Quote all lines below exactly. Images stay out.

→ **Rows from a figure dataset**:
* * *
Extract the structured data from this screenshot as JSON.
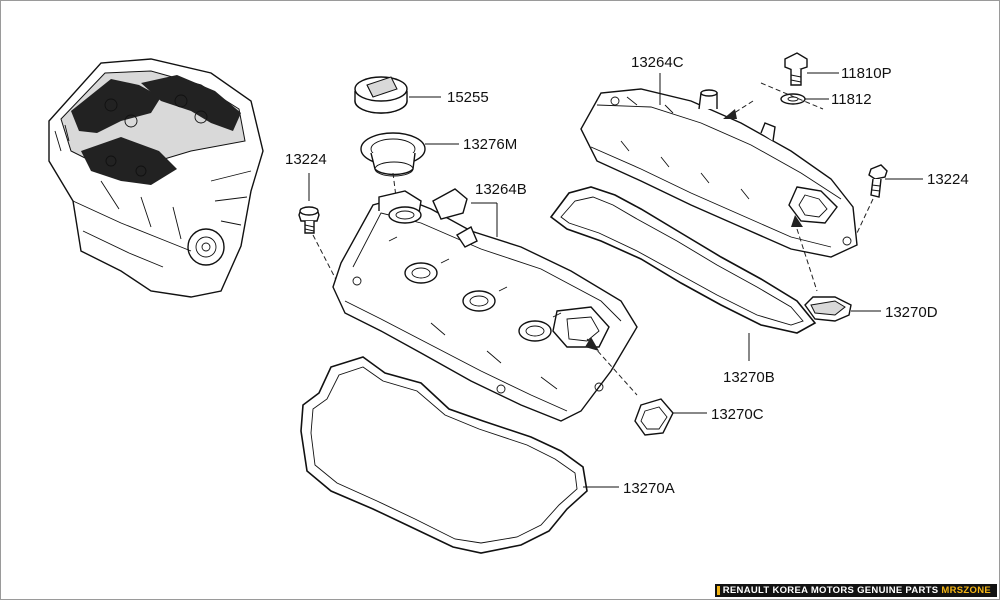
{
  "diagram": {
    "labels": {
      "p15255": "15255",
      "p13276M": "13276M",
      "p13224_left": "13224",
      "p13264B": "13264B",
      "p13264C": "13264C",
      "p11810P": "11810P",
      "p11812": "11812",
      "p13224_right": "13224",
      "p13270D": "13270D",
      "p13270B": "13270B",
      "p13270C": "13270C",
      "p13270A": "13270A"
    }
  },
  "footer": {
    "brand_text": "RENAULT KOREA MOTORS GENUINE PARTS",
    "brand_accent": "MRSZONE",
    "accent_color": "#f3b414",
    "bar_color": "#121212"
  }
}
* * *
→ **THE OUTPUT**:
Extract the structured data from this screenshot as JSON.
{
  "diagram": {
    "labels": {
      "p15255": "15255",
      "p13276M": "13276M",
      "p13224_left": "13224",
      "p13264B": "13264B",
      "p13264C": "13264C",
      "p11810P": "11810P",
      "p11812": "11812",
      "p13224_right": "13224",
      "p13270D": "13270D",
      "p13270B": "13270B",
      "p13270C": "13270C",
      "p13270A": "13270A"
    }
  },
  "footer": {
    "brand_text": "RENAULT KOREA MOTORS GENUINE PARTS",
    "brand_accent": "MRSZONE",
    "accent_color": "#f3b414",
    "bar_color": "#121212"
  }
}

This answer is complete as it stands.